Challenge =
Write out all entries word for word.

Entries =
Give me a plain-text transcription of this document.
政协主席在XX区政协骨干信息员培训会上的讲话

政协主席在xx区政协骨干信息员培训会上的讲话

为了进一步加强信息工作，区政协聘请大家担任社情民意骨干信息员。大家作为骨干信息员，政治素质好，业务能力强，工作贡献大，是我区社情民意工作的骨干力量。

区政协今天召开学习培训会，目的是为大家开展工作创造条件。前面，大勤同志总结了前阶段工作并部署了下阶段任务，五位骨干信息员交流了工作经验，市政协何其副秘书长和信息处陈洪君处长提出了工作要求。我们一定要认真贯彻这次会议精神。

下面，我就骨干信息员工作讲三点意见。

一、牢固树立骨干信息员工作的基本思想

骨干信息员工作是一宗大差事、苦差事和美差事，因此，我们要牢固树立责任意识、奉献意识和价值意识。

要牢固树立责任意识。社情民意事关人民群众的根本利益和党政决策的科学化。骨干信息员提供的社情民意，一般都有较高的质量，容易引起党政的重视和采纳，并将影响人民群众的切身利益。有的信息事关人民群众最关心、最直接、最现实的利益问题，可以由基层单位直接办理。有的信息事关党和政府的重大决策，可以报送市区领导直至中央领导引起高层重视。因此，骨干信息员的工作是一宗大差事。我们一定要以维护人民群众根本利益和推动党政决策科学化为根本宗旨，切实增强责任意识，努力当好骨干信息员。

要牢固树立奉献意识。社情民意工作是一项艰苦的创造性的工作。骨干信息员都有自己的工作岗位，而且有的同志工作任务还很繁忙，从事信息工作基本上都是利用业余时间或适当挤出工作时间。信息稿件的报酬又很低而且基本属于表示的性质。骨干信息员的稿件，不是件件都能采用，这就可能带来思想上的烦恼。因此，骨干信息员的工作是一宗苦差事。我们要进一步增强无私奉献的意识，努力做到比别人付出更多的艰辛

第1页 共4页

Exercise solution =
Give me a plain-text transcription of this document.
政协主席在XX区政协骨干信息员培训会上的讲话

政协主席在xx区政协骨干信息员培训会上的讲话

为了进一步加强信息工作，区政协聘请大家担任社情民意骨干信息员。大家作为骨干信息员，政治素质好，业务能力强，工作贡献大，是我区社情民意工作的骨干力量。

区政协今天召开学习培训会，目的是为大家开展工作创造条件。前面，大勤同志总结了前阶段工作并部署了下阶段任务，五位骨干信息员交流了工作经验，市政协何其副秘书长和信息处陈洪君处长提出了工作要求。我们一定要认真贯彻这次会议精神。

下面，我就骨干信息员工作讲三点意见。

一、牢固树立骨干信息员工作的基本思想

骨干信息员工作是一宗大差事、苦差事和美差事，因此，我们要牢固树立责任意识、奉献意识和价值意识。

要牢固树立责任意识。社情民意事关人民群众的根本利益和党政决策的科学化。骨干信息员提供的社情民意，一般都有较高的质量，容易引起党政的重视和采纳，并将影响人民群众的切身利益。有的信息事关人民群众最关心、最直接、最现实的利益问题，可以由基层单位直接办理。有的信息事关党和政府的重大决策，可以报送市区领导直至中央领导引起高层重视。因此，骨干信息员的工作是一宗大差事。我们一定要以维护人民群众根本利益和推动党政决策科学化为根本宗旨，切实增强责任意识，努力当好骨干信息员。

要牢固树立奉献意识。社情民意工作是一项艰苦的创造性的工作。骨干信息员都有自己的工作岗位，而且有的同志工作任务还很繁忙，从事信息工作基本上都是利用业余时间或适当挤出工作时间。信息稿件的报酬又很低而且基本属于表示的性质。骨干信息员的稿件，不是件件都能采用，这就可能带来思想上的烦恼。因此，骨干信息员的工作是一宗苦差事。我们要进一步增强无私奉献的意识，努力做到比别人付出更多的艰辛

第1页 共4页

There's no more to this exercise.